Figure content listings:
########

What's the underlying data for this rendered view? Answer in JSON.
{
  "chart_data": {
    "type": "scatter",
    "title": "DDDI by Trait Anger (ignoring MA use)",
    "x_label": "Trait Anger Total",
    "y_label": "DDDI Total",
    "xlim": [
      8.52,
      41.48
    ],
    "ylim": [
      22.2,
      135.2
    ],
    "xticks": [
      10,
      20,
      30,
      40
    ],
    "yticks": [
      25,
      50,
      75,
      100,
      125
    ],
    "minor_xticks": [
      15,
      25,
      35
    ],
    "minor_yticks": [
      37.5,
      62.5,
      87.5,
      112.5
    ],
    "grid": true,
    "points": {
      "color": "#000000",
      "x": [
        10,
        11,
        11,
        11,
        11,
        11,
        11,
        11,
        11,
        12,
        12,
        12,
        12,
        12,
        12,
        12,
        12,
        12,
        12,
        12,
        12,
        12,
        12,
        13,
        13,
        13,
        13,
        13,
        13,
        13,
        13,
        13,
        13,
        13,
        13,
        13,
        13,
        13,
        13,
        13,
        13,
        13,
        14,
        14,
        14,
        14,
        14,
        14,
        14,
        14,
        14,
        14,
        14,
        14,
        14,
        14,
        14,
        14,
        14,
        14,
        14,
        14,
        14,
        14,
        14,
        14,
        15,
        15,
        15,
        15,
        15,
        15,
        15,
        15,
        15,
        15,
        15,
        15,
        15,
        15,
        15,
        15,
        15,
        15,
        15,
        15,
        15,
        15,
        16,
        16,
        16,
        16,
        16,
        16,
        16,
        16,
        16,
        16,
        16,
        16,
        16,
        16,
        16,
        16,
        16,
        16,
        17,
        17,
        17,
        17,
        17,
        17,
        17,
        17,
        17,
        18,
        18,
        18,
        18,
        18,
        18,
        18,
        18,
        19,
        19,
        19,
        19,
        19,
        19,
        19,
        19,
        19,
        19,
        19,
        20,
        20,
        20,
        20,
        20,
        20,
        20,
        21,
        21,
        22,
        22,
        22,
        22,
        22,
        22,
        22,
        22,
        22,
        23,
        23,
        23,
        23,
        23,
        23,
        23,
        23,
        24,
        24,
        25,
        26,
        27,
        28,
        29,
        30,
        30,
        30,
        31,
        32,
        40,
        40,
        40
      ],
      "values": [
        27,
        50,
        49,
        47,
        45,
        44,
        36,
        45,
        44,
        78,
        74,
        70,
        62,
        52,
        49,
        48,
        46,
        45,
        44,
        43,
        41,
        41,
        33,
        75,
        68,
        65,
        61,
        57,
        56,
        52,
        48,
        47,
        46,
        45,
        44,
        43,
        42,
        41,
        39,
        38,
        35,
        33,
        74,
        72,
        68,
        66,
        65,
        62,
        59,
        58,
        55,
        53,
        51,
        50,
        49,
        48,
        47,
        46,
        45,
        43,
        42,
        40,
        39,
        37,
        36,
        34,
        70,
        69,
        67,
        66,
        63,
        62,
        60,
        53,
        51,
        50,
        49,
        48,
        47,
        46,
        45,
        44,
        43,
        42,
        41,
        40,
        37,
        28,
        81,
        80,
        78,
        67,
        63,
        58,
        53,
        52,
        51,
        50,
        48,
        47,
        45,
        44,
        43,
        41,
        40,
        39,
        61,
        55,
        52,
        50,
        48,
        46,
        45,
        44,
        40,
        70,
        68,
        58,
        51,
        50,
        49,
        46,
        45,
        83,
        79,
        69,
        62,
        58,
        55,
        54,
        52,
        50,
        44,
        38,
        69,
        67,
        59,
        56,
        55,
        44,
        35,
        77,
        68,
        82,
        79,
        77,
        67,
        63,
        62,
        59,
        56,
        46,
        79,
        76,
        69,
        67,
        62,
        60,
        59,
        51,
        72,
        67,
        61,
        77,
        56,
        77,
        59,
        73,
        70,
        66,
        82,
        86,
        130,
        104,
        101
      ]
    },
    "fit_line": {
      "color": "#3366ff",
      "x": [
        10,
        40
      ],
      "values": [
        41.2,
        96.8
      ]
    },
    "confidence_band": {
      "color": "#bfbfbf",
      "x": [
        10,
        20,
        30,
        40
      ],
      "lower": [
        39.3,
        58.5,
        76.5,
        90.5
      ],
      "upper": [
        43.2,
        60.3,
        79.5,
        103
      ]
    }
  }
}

########

:: Task to complete ::
Return every record, word for word.

:: Result of this task ::
What's the underlying data for this rendered view? Answer in JSON.
{
  "chart_data": {
    "type": "scatter",
    "title": "DDDI by Trait Anger (ignoring MA use)",
    "x_label": "Trait Anger Total",
    "y_label": "DDDI Total",
    "xlim": [
      8.52,
      41.48
    ],
    "ylim": [
      22.2,
      135.2
    ],
    "xticks": [
      10,
      20,
      30,
      40
    ],
    "yticks": [
      25,
      50,
      75,
      100,
      125
    ],
    "minor_xticks": [
      15,
      25,
      35
    ],
    "minor_yticks": [
      37.5,
      62.5,
      87.5,
      112.5
    ],
    "grid": true,
    "points": {
      "color": "#000000",
      "x": [
        10,
        11,
        11,
        11,
        11,
        11,
        11,
        11,
        11,
        12,
        12,
        12,
        12,
        12,
        12,
        12,
        12,
        12,
        12,
        12,
        12,
        12,
        12,
        13,
        13,
        13,
        13,
        13,
        13,
        13,
        13,
        13,
        13,
        13,
        13,
        13,
        13,
        13,
        13,
        13,
        13,
        13,
        14,
        14,
        14,
        14,
        14,
        14,
        14,
        14,
        14,
        14,
        14,
        14,
        14,
        14,
        14,
        14,
        14,
        14,
        14,
        14,
        14,
        14,
        14,
        14,
        15,
        15,
        15,
        15,
        15,
        15,
        15,
        15,
        15,
        15,
        15,
        15,
        15,
        15,
        15,
        15,
        15,
        15,
        15,
        15,
        15,
        15,
        16,
        16,
        16,
        16,
        16,
        16,
        16,
        16,
        16,
        16,
        16,
        16,
        16,
        16,
        16,
        16,
        16,
        16,
        17,
        17,
        17,
        17,
        17,
        17,
        17,
        17,
        17,
        18,
        18,
        18,
        18,
        18,
        18,
        18,
        18,
        19,
        19,
        19,
        19,
        19,
        19,
        19,
        19,
        19,
        19,
        19,
        20,
        20,
        20,
        20,
        20,
        20,
        20,
        21,
        21,
        22,
        22,
        22,
        22,
        22,
        22,
        22,
        22,
        22,
        23,
        23,
        23,
        23,
        23,
        23,
        23,
        23,
        24,
        24,
        25,
        26,
        27,
        28,
        29,
        30,
        30,
        30,
        31,
        32,
        40,
        40,
        40
      ],
      "values": [
        27,
        50,
        49,
        47,
        45,
        44,
        36,
        45,
        44,
        78,
        74,
        70,
        62,
        52,
        49,
        48,
        46,
        45,
        44,
        43,
        41,
        41,
        33,
        75,
        68,
        65,
        61,
        57,
        56,
        52,
        48,
        47,
        46,
        45,
        44,
        43,
        42,
        41,
        39,
        38,
        35,
        33,
        74,
        72,
        68,
        66,
        65,
        62,
        59,
        58,
        55,
        53,
        51,
        50,
        49,
        48,
        47,
        46,
        45,
        43,
        42,
        40,
        39,
        37,
        36,
        34,
        70,
        69,
        67,
        66,
        63,
        62,
        60,
        53,
        51,
        50,
        49,
        48,
        47,
        46,
        45,
        44,
        43,
        42,
        41,
        40,
        37,
        28,
        81,
        80,
        78,
        67,
        63,
        58,
        53,
        52,
        51,
        50,
        48,
        47,
        45,
        44,
        43,
        41,
        40,
        39,
        61,
        55,
        52,
        50,
        48,
        46,
        45,
        44,
        40,
        70,
        68,
        58,
        51,
        50,
        49,
        46,
        45,
        83,
        79,
        69,
        62,
        58,
        55,
        54,
        52,
        50,
        44,
        38,
        69,
        67,
        59,
        56,
        55,
        44,
        35,
        77,
        68,
        82,
        79,
        77,
        67,
        63,
        62,
        59,
        56,
        46,
        79,
        76,
        69,
        67,
        62,
        60,
        59,
        51,
        72,
        67,
        61,
        77,
        56,
        77,
        59,
        73,
        70,
        66,
        82,
        86,
        130,
        104,
        101
      ]
    },
    "fit_line": {
      "color": "#3366ff",
      "x": [
        10,
        40
      ],
      "values": [
        41.2,
        96.8
      ]
    },
    "confidence_band": {
      "color": "#bfbfbf",
      "x": [
        10,
        20,
        30,
        40
      ],
      "lower": [
        39.3,
        58.5,
        76.5,
        90.5
      ],
      "upper": [
        43.2,
        60.3,
        79.5,
        103
      ]
    }
  }
}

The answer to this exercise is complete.